Task instructions:
Each line of the data that includes the string "Ship" is to be copied out.

---------- Data supplied ----------

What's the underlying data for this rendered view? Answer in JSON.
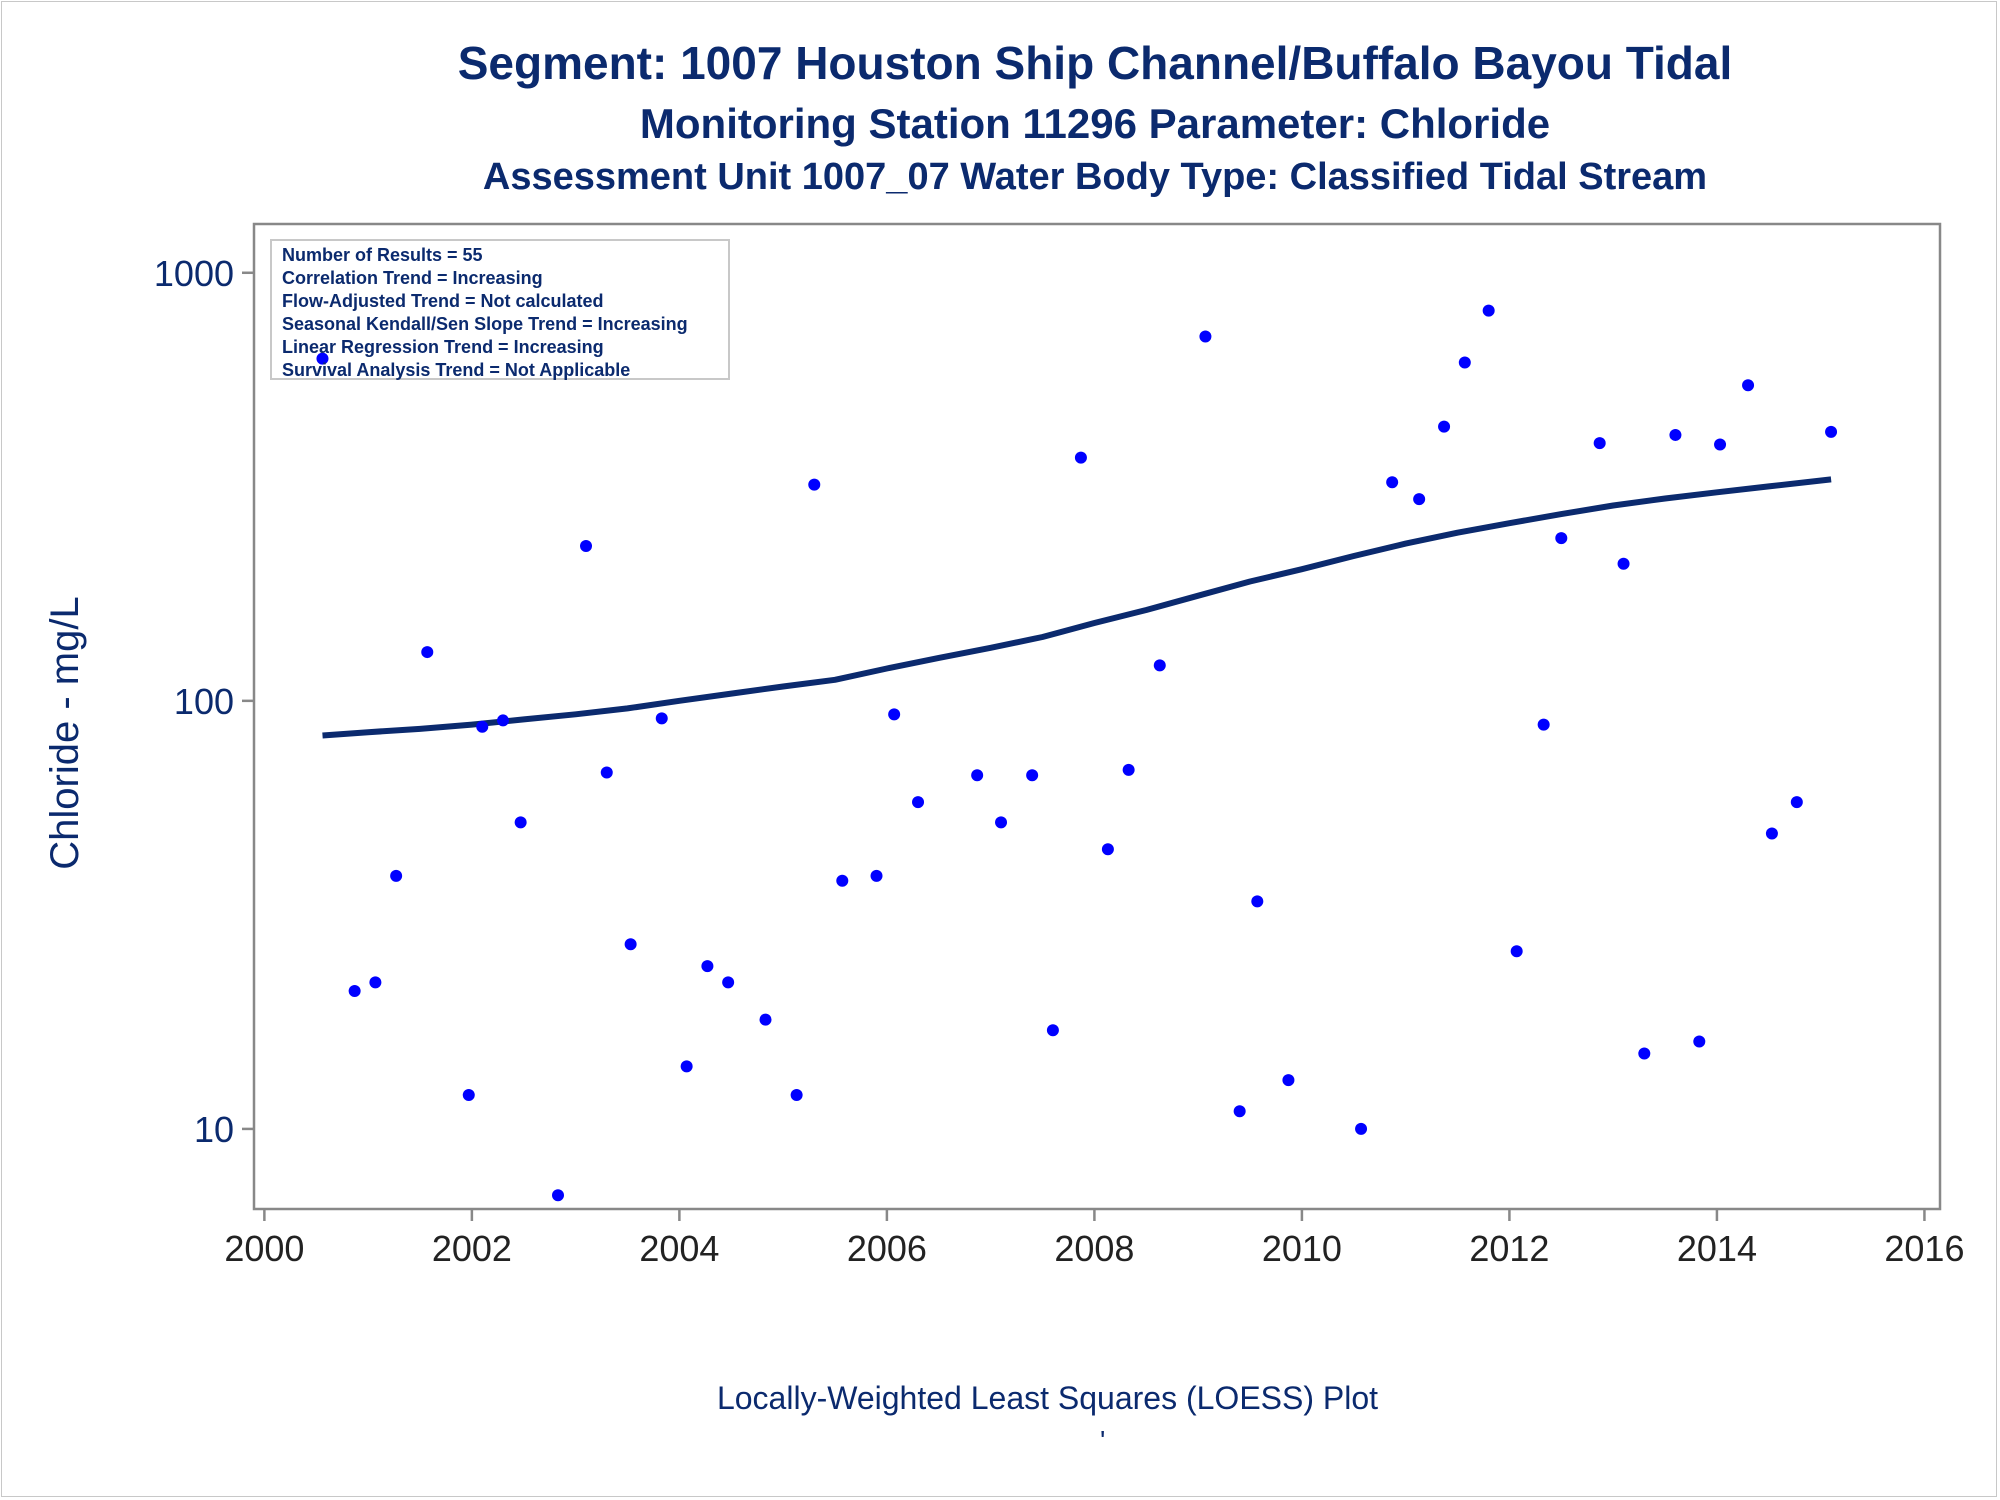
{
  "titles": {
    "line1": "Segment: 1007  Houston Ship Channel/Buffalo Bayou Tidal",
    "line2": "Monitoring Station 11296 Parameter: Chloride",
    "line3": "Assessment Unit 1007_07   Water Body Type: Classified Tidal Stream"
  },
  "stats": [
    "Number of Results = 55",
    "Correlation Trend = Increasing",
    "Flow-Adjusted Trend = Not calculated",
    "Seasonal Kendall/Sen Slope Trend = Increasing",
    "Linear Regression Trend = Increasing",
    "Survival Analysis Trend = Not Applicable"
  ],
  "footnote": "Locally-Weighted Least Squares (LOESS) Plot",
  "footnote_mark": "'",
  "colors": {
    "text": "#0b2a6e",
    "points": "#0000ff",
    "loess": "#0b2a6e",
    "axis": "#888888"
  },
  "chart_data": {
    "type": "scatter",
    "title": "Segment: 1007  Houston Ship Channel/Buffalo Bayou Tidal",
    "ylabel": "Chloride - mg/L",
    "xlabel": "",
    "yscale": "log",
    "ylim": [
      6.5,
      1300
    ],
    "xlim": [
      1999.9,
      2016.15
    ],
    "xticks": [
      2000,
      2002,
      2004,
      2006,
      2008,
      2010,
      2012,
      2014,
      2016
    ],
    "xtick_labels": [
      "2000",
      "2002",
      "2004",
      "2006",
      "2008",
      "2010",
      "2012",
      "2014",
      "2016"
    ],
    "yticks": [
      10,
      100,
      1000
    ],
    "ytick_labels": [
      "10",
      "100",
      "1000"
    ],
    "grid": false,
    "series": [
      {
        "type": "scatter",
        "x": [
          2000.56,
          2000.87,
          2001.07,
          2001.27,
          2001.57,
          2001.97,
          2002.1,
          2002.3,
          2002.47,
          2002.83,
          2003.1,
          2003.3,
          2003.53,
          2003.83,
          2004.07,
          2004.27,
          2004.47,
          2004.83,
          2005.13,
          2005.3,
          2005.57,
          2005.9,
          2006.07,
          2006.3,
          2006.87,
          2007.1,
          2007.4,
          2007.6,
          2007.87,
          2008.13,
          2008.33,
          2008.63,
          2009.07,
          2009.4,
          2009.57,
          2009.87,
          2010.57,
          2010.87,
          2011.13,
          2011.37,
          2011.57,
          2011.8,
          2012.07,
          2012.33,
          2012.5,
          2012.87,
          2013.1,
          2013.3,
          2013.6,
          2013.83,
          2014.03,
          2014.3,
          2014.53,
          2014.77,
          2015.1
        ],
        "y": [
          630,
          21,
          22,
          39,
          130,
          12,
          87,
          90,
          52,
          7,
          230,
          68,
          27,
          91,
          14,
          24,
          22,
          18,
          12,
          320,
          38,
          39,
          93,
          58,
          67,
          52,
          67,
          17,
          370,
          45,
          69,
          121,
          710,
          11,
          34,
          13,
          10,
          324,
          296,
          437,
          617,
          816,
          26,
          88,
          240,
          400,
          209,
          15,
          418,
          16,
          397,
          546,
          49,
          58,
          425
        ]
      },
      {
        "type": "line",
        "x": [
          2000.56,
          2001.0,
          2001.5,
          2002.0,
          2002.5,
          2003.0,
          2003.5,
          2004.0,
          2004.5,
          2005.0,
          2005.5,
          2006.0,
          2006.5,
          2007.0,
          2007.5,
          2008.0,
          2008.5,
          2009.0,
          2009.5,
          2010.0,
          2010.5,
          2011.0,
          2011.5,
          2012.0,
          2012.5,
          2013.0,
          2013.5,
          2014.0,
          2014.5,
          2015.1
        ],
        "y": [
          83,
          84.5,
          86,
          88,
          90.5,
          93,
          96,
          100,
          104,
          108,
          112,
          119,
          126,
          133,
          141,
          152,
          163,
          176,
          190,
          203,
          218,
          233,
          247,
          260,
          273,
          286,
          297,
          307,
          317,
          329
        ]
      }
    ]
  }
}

----------

Result below:
    "line1": "Segment: 1007  Houston Ship Channel/Buffalo Bayou Tidal",
    "title": "Segment: 1007  Houston Ship Channel/Buffalo Bayou Tidal",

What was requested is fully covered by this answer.